Copy the material that follows word for word and omit its pictures.
* Start Task material *
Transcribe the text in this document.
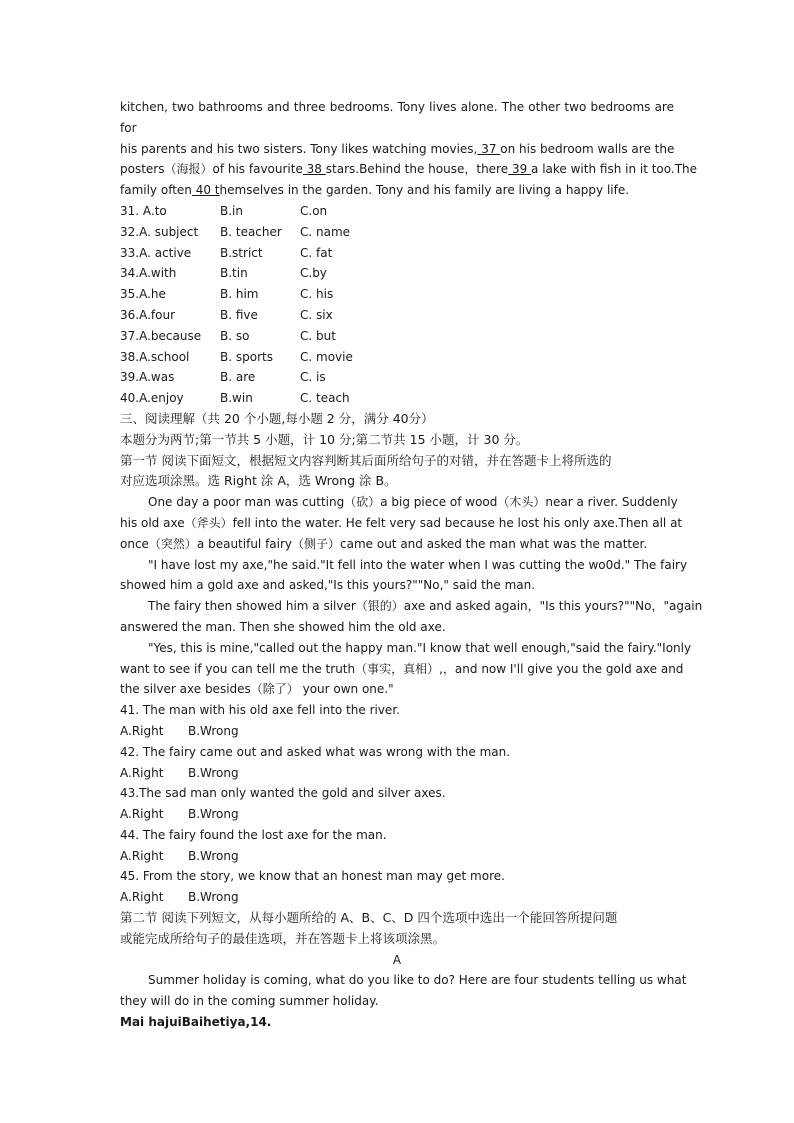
kitchen, two bathrooms and three bedrooms. Tony lives alone. The other two bedrooms are for
his parents and his two sisters. Tony likes watching movies, 37 on his bedroom walls are the
posters（海报）of his favourite 38 stars.Behind the house，there 39 a lake with fish in it too.The
family often 40 themselves in the garden. Tony and his family are living a happy life.
31. A.to	B.in	C.on
32.A. subject B. teacher C. name
33.A. active B.strict	C. fat
34.A.with	B.tin	C.by
35.A.he	B. him	C. his
36.A.four	B. five	C. six
37.A.because B. so	C. but
38.A.school	B. sports C. movie
39.A.was	B. are	C. is
40.A.enjoy	B.win	C. teach
三、阅读理解（共 20 个小题,每小题 2 分，满分 40分）
本题分为两节;第一节共 5 小题，计 10 分;第二节共 15 小题，计 30 分。
第一节 阅读下面短文，根据短文内容判断其后面所给句子的对错，并在答题卡上将所选的
对应选项涂黑。选 Right 涂 A，选 Wrong 涂 B。
One day a poor man was cutting（砍）a big piece of wood（木头）near a river. Suddenly
his old axe（斧头）fell into the water. He felt very sad because he lost his only axe.Then all at
once（突然）a beautiful fairy（侧子）came out and asked the man what was the matter.
"I have lost my axe,"he said."It fell into the water when I was cutting the wo0d." The fairy
showed him a gold axe and asked,"Is this yours?""No," said the man.
The fairy then showed him a silver（银的）axe and asked again，"Is this yours?""No，"again
answered the man. Then she showed him the old axe.
"Yes, this is mine,"called out the happy man."I know that well enough,"said the fairy."Ionly
want to see if you can tell me the truth（事实，真相）,，and now I'll give you the gold axe and
the silver axe besides（除了） your own one."
41. The man with his old axe fell into the river.
A.Right B.Wrong
42. The fairy came out and asked what was wrong with the man.
A.Right B.Wrong
43.The sad man only wanted the gold and silver axes.
A.Right B.Wrong
44. The fairy found the lost axe for the man.
A.Right B.Wrong
45. From the story, we know that an honest man may get more.
A.Right B.Wrong
第二节 阅读下列短文，从每小题所给的 A、B、C、D 四个选项中选出一个能回答所提问题
或能完成所给句子的最佳选项，并在答题卡上将该项涂黑。
A
Summer holiday is coming, what do you like to do? Here are four students telling us what
they will do in the coming summer holiday.
Mai hajuiBaihetiya,14.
* End Task material *
> **Output below**:
Transcribe the text in this document.
kitchen, two bathrooms and three bedrooms. Tony lives alone. The other two bedrooms are for
his parents and his two sisters. Tony likes watching movies, 37 on his bedroom walls are the
posters（海报）of his favourite 38 stars.Behind the house，there 39 a lake with fish in it too.The
family often 40 themselves in the garden. Tony and his family are living a happy life.
31. A.to	B.in	C.on
32.A. subject B. teacher C. name
33.A. active B.strict	C. fat
34.A.with	B.tin	C.by
35.A.he	B. him	C. his
36.A.four	B. five	C. six
37.A.because B. so	C. but
38.A.school	B. sports C. movie
39.A.was	B. are	C. is
40.A.enjoy	B.win	C. teach
三、阅读理解（共 20 个小题,每小题 2 分，满分 40分）
本题分为两节;第一节共 5 小题，计 10 分;第二节共 15 小题，计 30 分。
第一节 阅读下面短文，根据短文内容判断其后面所给句子的对错，并在答题卡上将所选的
对应选项涂黑。选 Right 涂 A，选 Wrong 涂 B。
One day a poor man was cutting（砍）a big piece of wood（木头）near a river. Suddenly
his old axe（斧头）fell into the water. He felt very sad because he lost his only axe.Then all at
once（突然）a beautiful fairy（侧子）came out and asked the man what was the matter.
"I have lost my axe,"he said."It fell into the water when I was cutting the wo0d." The fairy
showed him a gold axe and asked,"Is this yours?""No," said the man.
The fairy then showed him a silver（银的）axe and asked again，"Is this yours?""No，"again
answered the man. Then she showed him the old axe.
"Yes, this is mine,"called out the happy man."I know that well enough,"said the fairy."Ionly
want to see if you can tell me the truth（事实，真相）,，and now I'll give you the gold axe and
the silver axe besides（除了） your own one."
41. The man with his old axe fell into the river.
A.Right B.Wrong
42. The fairy came out and asked what was wrong with the man.
A.Right B.Wrong
43.The sad man only wanted the gold and silver axes.
A.Right B.Wrong
44. The fairy found the lost axe for the man.
A.Right B.Wrong
45. From the story, we know that an honest man may get more.
A.Right B.Wrong
第二节 阅读下列短文，从每小题所给的 A、B、C、D 四个选项中选出一个能回答所提问题
或能完成所给句子的最佳选项，并在答题卡上将该项涂黑。
A
Summer holiday is coming, what do you like to do? Here are four students telling us what
they will do in the coming summer holiday.
Mai hajuiBaihetiya,14.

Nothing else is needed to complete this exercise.